THE PROBLEM
Reproduce the listing below without changes, except that pictures are left out.

Collection entries
━━━━━━

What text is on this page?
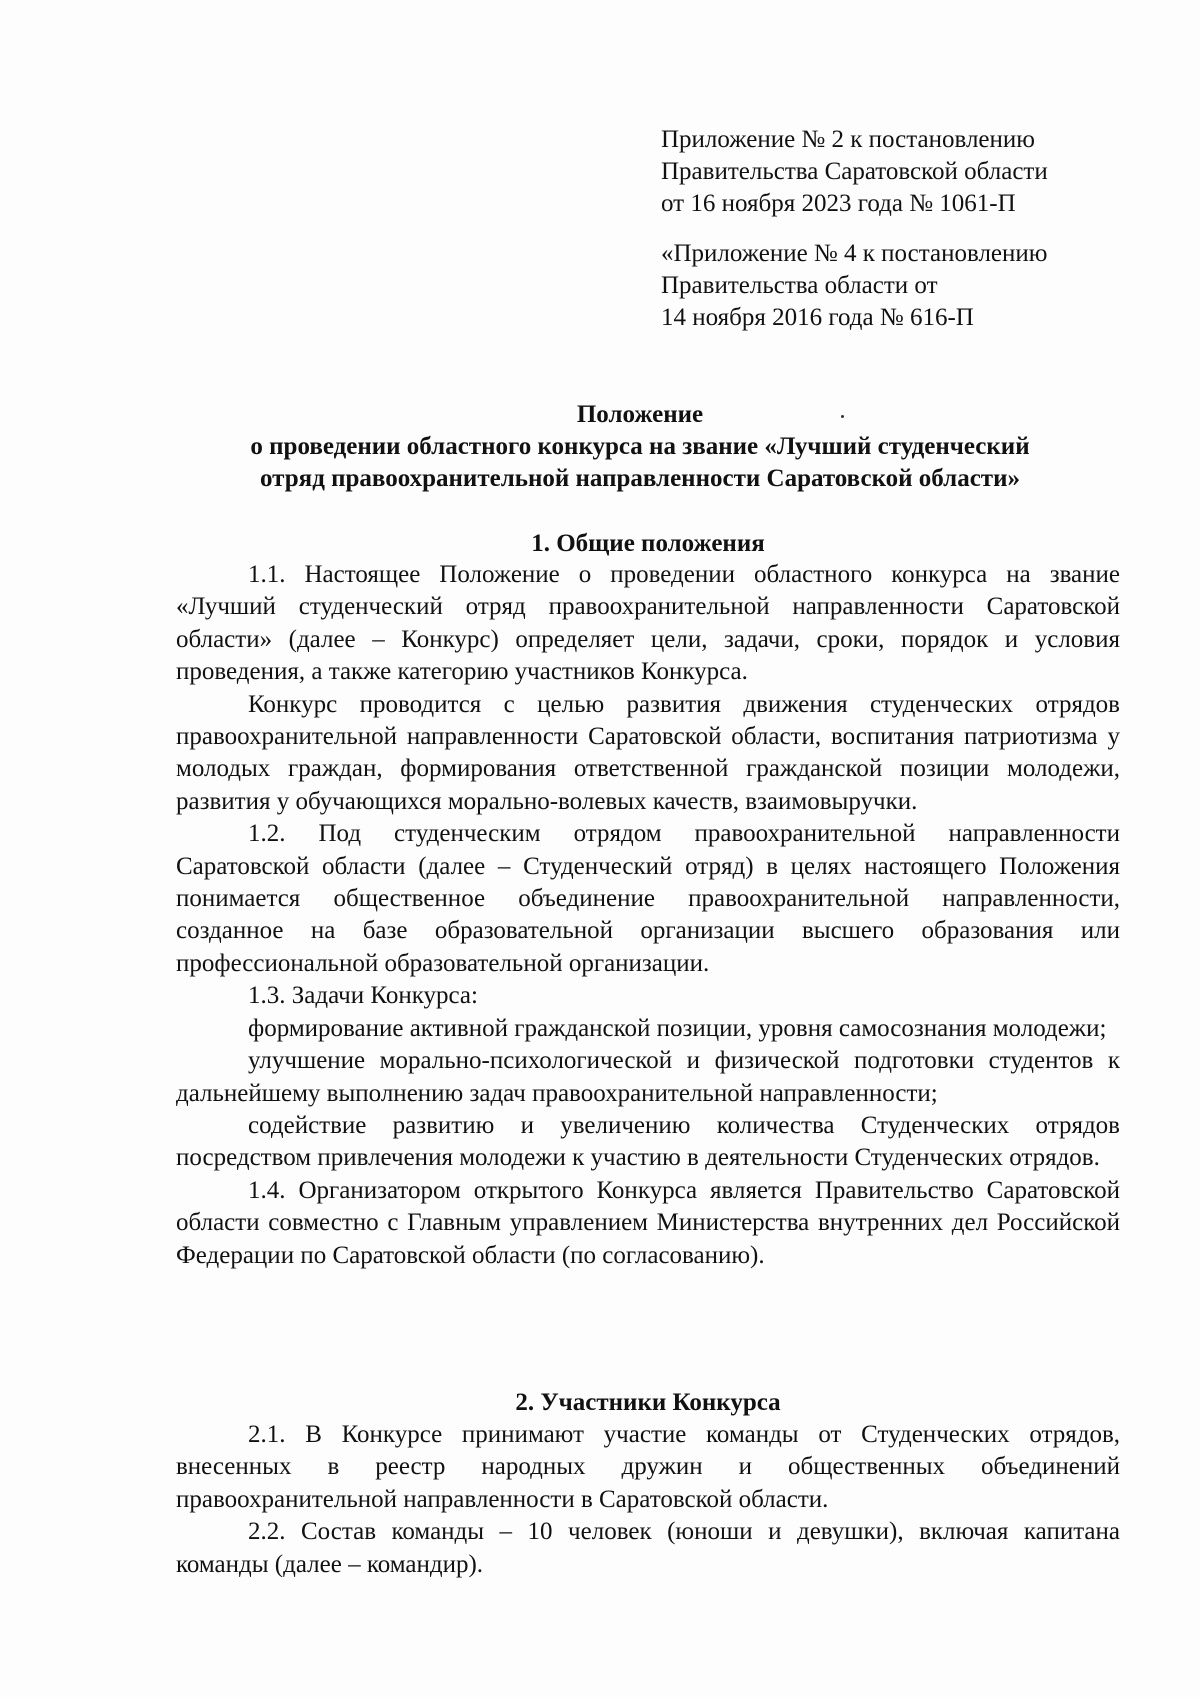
Приложение № 2 к постановлению
Правительства Саратовской области
от 16 ноября 2023 года № 1061-П
«Приложение № 4 к постановлению
Правительства области от
14 ноября 2016 года № 616-П
Положение
о проведении областного конкурса на звание «Лучший студенческий
отряд правоохранительной направленности Саратовской области»
1. Общие положения

1.1. Настоящее Положение о проведении областного конкурса на звание «Лучший студенческий отряд правоохранительной направленности Саратовской области» (далее – Конкурс) определяет цели, задачи, сроки, порядок и условия проведения, а также категорию участников Конкурса.

Конкурс проводится с целью развития движения студенческих отрядов правоохранительной направленности Саратовской области, воспитания патриотизма у молодых граждан, формирования ответственной гражданской позиции молодежи, развития у обучающихся морально-волевых качеств, взаимовыручки.

1.2. Под студенческим отрядом правоохранительной направленности Саратовской области (далее – Студенческий отряд) в целях настоящего Положения понимается общественное объединение правоохранительной направленности, созданное на базе образовательной организации высшего образования или профессиональной образовательной организации.

1.3. Задачи Конкурса:

формирование активной гражданской позиции, уровня самосознания молодежи;

улучшение морально-психологической и физической подготовки студентов к дальнейшему выполнению задач правоохранительной направленности;

содействие развитию и увеличению количества Студенческих отрядов посредством привлечения молодежи к участию в деятельности Студенческих отрядов.

1.4. Организатором открытого Конкурса является Правительство Саратовской области совместно с Главным управлением Министерства внутренних дел Российской Федерации по Саратовской области (по согласованию).

2. Участники Конкурса

2.1. В Конкурсе принимают участие команды от Студенческих отрядов, внесенных в реестр народных дружин и общественных объединений правоохранительной направленности в Саратовской области.

2.2. Состав команды – 10 человек (юноши и девушки), включая капитана команды (далее – командир).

━━━━━━

ANSWER FOR THIS EXERCISE
What text is on this page?
Приложение № 2 к постановлению
Правительства Саратовской области
от 16 ноября 2023 года № 1061-П
«Приложение № 4 к постановлению
Правительства области от
14 ноября 2016 года № 616-П
Положение
о проведении областного конкурса на звание «Лучший студенческий
отряд правоохранительной направленности Саратовской области»
1. Общие положения

1.1. Настоящее Положение о проведении областного конкурса на звание «Лучший студенческий отряд правоохранительной направленности Саратовской области» (далее – Конкурс) определяет цели, задачи, сроки, порядок и условия проведения, а также категорию участников Конкурса.

Конкурс проводится с целью развития движения студенческих отрядов правоохранительной направленности Саратовской области, воспитания патриотизма у молодых граждан, формирования ответственной гражданской позиции молодежи, развития у обучающихся морально-волевых качеств, взаимовыручки.

1.2. Под студенческим отрядом правоохранительной направленности Саратовской области (далее – Студенческий отряд) в целях настоящего Положения понимается общественное объединение правоохранительной направленности, созданное на базе образовательной организации высшего образования или профессиональной образовательной организации.

1.3. Задачи Конкурса:

формирование активной гражданской позиции, уровня самосознания молодежи;

улучшение морально-психологической и физической подготовки студентов к дальнейшему выполнению задач правоохранительной направленности;

содействие развитию и увеличению количества Студенческих отрядов посредством привлечения молодежи к участию в деятельности Студенческих отрядов.

1.4. Организатором открытого Конкурса является Правительство Саратовской области совместно с Главным управлением Министерства внутренних дел Российской Федерации по Саратовской области (по согласованию).

2. Участники Конкурса

2.1. В Конкурсе принимают участие команды от Студенческих отрядов, внесенных в реестр народных дружин и общественных объединений правоохранительной направленности в Саратовской области.

2.2. Состав команды – 10 человек (юноши и девушки), включая капитана команды (далее – командир).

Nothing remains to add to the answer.